** DATA RECORDS follows **

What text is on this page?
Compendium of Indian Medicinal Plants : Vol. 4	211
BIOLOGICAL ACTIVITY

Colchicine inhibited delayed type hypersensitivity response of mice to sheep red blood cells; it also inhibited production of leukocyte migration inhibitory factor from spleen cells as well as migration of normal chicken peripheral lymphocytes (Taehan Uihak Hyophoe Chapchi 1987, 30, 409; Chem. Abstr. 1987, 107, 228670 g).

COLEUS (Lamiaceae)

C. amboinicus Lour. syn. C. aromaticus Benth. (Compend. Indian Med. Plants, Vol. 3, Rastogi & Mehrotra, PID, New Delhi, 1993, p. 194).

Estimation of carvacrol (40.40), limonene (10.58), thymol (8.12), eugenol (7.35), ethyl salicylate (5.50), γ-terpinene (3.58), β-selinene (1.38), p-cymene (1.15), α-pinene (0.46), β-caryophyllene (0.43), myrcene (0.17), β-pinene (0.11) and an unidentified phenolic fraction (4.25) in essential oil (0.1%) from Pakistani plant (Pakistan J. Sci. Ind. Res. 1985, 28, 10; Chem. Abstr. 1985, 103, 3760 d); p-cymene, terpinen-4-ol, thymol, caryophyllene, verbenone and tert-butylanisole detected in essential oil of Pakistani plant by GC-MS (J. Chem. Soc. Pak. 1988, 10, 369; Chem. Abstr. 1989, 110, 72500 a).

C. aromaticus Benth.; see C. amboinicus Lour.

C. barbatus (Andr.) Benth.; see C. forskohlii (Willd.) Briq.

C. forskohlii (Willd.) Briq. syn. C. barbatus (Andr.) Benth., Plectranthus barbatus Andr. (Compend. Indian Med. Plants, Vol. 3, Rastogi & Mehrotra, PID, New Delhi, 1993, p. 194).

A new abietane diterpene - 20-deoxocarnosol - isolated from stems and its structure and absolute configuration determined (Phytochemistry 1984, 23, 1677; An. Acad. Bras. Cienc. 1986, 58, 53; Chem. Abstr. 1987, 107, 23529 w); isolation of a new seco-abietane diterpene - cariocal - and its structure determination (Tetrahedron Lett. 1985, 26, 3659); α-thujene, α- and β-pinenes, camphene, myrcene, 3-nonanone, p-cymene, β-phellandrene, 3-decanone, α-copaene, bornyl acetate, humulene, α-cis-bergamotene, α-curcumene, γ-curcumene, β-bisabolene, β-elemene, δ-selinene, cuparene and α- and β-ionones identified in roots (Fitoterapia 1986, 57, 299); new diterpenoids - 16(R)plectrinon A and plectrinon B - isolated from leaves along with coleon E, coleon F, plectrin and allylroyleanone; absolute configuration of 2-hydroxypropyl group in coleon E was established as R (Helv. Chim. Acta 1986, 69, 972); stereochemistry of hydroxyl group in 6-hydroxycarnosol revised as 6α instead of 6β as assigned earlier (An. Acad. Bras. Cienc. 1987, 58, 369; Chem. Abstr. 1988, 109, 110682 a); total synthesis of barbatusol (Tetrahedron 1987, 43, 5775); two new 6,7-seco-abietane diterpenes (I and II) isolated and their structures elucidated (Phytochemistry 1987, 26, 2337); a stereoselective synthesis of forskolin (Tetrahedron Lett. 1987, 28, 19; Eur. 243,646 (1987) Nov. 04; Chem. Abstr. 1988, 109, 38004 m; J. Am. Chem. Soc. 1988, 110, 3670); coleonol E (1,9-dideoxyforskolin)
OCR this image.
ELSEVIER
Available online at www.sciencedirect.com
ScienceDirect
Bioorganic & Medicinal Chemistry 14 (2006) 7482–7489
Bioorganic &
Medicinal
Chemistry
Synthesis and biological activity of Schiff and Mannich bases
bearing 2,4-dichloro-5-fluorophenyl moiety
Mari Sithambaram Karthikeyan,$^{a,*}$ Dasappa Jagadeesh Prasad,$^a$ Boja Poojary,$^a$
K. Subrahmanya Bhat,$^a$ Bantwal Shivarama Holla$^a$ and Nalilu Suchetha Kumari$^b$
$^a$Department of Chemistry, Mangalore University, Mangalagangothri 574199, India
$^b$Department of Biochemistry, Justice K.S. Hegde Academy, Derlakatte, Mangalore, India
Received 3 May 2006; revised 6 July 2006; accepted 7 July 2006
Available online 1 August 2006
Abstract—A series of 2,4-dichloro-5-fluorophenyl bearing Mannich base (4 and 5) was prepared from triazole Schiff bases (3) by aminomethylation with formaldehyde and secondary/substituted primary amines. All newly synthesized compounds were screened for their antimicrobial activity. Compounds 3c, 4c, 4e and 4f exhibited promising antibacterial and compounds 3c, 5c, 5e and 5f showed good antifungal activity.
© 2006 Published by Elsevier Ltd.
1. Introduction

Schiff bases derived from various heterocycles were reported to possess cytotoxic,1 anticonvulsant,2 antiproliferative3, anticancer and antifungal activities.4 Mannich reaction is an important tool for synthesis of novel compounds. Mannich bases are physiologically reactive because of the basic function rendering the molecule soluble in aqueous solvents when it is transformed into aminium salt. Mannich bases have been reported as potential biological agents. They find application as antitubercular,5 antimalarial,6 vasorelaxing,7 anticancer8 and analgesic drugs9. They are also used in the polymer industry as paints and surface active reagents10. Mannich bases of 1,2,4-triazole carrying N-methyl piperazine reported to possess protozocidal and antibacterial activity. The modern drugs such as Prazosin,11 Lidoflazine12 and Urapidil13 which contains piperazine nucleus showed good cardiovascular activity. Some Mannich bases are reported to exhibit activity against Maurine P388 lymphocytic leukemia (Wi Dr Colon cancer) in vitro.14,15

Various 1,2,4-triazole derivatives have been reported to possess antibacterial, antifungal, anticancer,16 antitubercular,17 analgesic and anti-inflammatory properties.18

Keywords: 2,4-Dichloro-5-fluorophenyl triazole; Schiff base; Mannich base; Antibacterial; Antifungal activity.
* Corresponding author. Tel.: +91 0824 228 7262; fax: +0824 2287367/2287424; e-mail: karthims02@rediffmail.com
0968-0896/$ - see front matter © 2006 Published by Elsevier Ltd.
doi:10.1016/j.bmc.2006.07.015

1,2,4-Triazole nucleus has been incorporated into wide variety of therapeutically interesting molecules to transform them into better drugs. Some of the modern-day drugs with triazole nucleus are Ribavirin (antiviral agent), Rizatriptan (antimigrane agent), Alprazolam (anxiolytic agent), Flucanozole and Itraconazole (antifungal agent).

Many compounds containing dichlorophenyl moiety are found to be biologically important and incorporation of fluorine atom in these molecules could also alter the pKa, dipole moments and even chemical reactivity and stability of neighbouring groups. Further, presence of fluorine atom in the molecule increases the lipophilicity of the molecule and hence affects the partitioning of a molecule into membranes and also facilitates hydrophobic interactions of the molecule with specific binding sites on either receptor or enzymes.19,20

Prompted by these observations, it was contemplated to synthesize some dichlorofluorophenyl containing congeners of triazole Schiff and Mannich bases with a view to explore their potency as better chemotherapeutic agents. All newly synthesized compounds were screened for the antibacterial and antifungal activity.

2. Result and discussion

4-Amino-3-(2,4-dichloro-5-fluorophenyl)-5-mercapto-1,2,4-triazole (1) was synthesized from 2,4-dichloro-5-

** End of DATA RECORDS **

WORK REQUIRED = Transcribe all of the lines in the records precisely.

WRITTEN SOLUTION =
What text is on this page?
Compendium of Indian Medicinal Plants : Vol. 4	211
BIOLOGICAL ACTIVITY

Colchicine inhibited delayed type hypersensitivity response of mice to sheep red blood cells; it also inhibited production of leukocyte migration inhibitory factor from spleen cells as well as migration of normal chicken peripheral lymphocytes (Taehan Uihak Hyophoe Chapchi 1987, 30, 409; Chem. Abstr. 1987, 107, 228670 g).

COLEUS (Lamiaceae)

C. amboinicus Lour. syn. C. aromaticus Benth. (Compend. Indian Med. Plants, Vol. 3, Rastogi & Mehrotra, PID, New Delhi, 1993, p. 194).

Estimation of carvacrol (40.40), limonene (10.58), thymol (8.12), eugenol (7.35), ethyl salicylate (5.50), γ-terpinene (3.58), β-selinene (1.38), p-cymene (1.15), α-pinene (0.46), β-caryophyllene (0.43), myrcene (0.17), β-pinene (0.11) and an unidentified phenolic fraction (4.25) in essential oil (0.1%) from Pakistani plant (Pakistan J. Sci. Ind. Res. 1985, 28, 10; Chem. Abstr. 1985, 103, 3760 d); p-cymene, terpinen-4-ol, thymol, caryophyllene, verbenone and tert-butylanisole detected in essential oil of Pakistani plant by GC-MS (J. Chem. Soc. Pak. 1988, 10, 369; Chem. Abstr. 1989, 110, 72500 a).

C. aromaticus Benth.; see C. amboinicus Lour.

C. barbatus (Andr.) Benth.; see C. forskohlii (Willd.) Briq.

C. forskohlii (Willd.) Briq. syn. C. barbatus (Andr.) Benth., Plectranthus barbatus Andr. (Compend. Indian Med. Plants, Vol. 3, Rastogi & Mehrotra, PID, New Delhi, 1993, p. 194).

A new abietane diterpene - 20-deoxocarnosol - isolated from stems and its structure and absolute configuration determined (Phytochemistry 1984, 23, 1677; An. Acad. Bras. Cienc. 1986, 58, 53; Chem. Abstr. 1987, 107, 23529 w); isolation of a new seco-abietane diterpene - cariocal - and its structure determination (Tetrahedron Lett. 1985, 26, 3659); α-thujene, α- and β-pinenes, camphene, myrcene, 3-nonanone, p-cymene, β-phellandrene, 3-decanone, α-copaene, bornyl acetate, humulene, α-cis-bergamotene, α-curcumene, γ-curcumene, β-bisabolene, β-elemene, δ-selinene, cuparene and α- and β-ionones identified in roots (Fitoterapia 1986, 57, 299); new diterpenoids - 16(R)plectrinon A and plectrinon B - isolated from leaves along with coleon E, coleon F, plectrin and allylroyleanone; absolute configuration of 2-hydroxypropyl group in coleon E was established as R (Helv. Chim. Acta 1986, 69, 972); stereochemistry of hydroxyl group in 6-hydroxycarnosol revised as 6α instead of 6β as assigned earlier (An. Acad. Bras. Cienc. 1987, 58, 369; Chem. Abstr. 1988, 109, 110682 a); total synthesis of barbatusol (Tetrahedron 1987, 43, 5775); two new 6,7-seco-abietane diterpenes (I and II) isolated and their structures elucidated (Phytochemistry 1987, 26, 2337); a stereoselective synthesis of forskolin (Tetrahedron Lett. 1987, 28, 19; Eur. 243,646 (1987) Nov. 04; Chem. Abstr. 1988, 109, 38004 m; J. Am. Chem. Soc. 1988, 110, 3670); coleonol E (1,9-dideoxyforskolin)
OCR this image.
ELSEVIER
Available online at www.sciencedirect.com
ScienceDirect
Bioorganic & Medicinal Chemistry 14 (2006) 7482–7489
Bioorganic &
Medicinal
Chemistry
Synthesis and biological activity of Schiff and Mannich bases
bearing 2,4-dichloro-5-fluorophenyl moiety
Mari Sithambaram Karthikeyan,$^{a,*}$ Dasappa Jagadeesh Prasad,$^a$ Boja Poojary,$^a$
K. Subrahmanya Bhat,$^a$ Bantwal Shivarama Holla$^a$ and Nalilu Suchetha Kumari$^b$
$^a$Department of Chemistry, Mangalore University, Mangalagangothri 574199, India
$^b$Department of Biochemistry, Justice K.S. Hegde Academy, Derlakatte, Mangalore, India
Received 3 May 2006; revised 6 July 2006; accepted 7 July 2006
Available online 1 August 2006
Abstract—A series of 2,4-dichloro-5-fluorophenyl bearing Mannich base (4 and 5) was prepared from triazole Schiff bases (3) by aminomethylation with formaldehyde and secondary/substituted primary amines. All newly synthesized compounds were screened for their antimicrobial activity. Compounds 3c, 4c, 4e and 4f exhibited promising antibacterial and compounds 3c, 5c, 5e and 5f showed good antifungal activity.
© 2006 Published by Elsevier Ltd.
1. Introduction

Schiff bases derived from various heterocycles were reported to possess cytotoxic,1 anticonvulsant,2 antiproliferative3, anticancer and antifungal activities.4 Mannich reaction is an important tool for synthesis of novel compounds. Mannich bases are physiologically reactive because of the basic function rendering the molecule soluble in aqueous solvents when it is transformed into aminium salt. Mannich bases have been reported as potential biological agents. They find application as antitubercular,5 antimalarial,6 vasorelaxing,7 anticancer8 and analgesic drugs9. They are also used in the polymer industry as paints and surface active reagents10. Mannich bases of 1,2,4-triazole carrying N-methyl piperazine reported to possess protozocidal and antibacterial activity. The modern drugs such as Prazosin,11 Lidoflazine12 and Urapidil13 which contains piperazine nucleus showed good cardiovascular activity. Some Mannich bases are reported to exhibit activity against Maurine P388 lymphocytic leukemia (Wi Dr Colon cancer) in vitro.14,15

Various 1,2,4-triazole derivatives have been reported to possess antibacterial, antifungal, anticancer,16 antitubercular,17 analgesic and anti-inflammatory properties.18

Keywords: 2,4-Dichloro-5-fluorophenyl triazole; Schiff base; Mannich base; Antibacterial; Antifungal activity.
* Corresponding author. Tel.: +91 0824 228 7262; fax: +0824 2287367/2287424; e-mail: karthims02@rediffmail.com
0968-0896/$ - see front matter © 2006 Published by Elsevier Ltd.
doi:10.1016/j.bmc.2006.07.015

1,2,4-Triazole nucleus has been incorporated into wide variety of therapeutically interesting molecules to transform them into better drugs. Some of the modern-day drugs with triazole nucleus are Ribavirin (antiviral agent), Rizatriptan (antimigrane agent), Alprazolam (anxiolytic agent), Flucanozole and Itraconazole (antifungal agent).

Many compounds containing dichlorophenyl moiety are found to be biologically important and incorporation of fluorine atom in these molecules could also alter the pKa, dipole moments and even chemical reactivity and stability of neighbouring groups. Further, presence of fluorine atom in the molecule increases the lipophilicity of the molecule and hence affects the partitioning of a molecule into membranes and also facilitates hydrophobic interactions of the molecule with specific binding sites on either receptor or enzymes.19,20

Prompted by these observations, it was contemplated to synthesize some dichlorofluorophenyl containing congeners of triazole Schiff and Mannich bases with a view to explore their potency as better chemotherapeutic agents. All newly synthesized compounds were screened for the antibacterial and antifungal activity.

2. Result and discussion

4-Amino-3-(2,4-dichloro-5-fluorophenyl)-5-mercapto-1,2,4-triazole (1) was synthesized from 2,4-dichloro-5-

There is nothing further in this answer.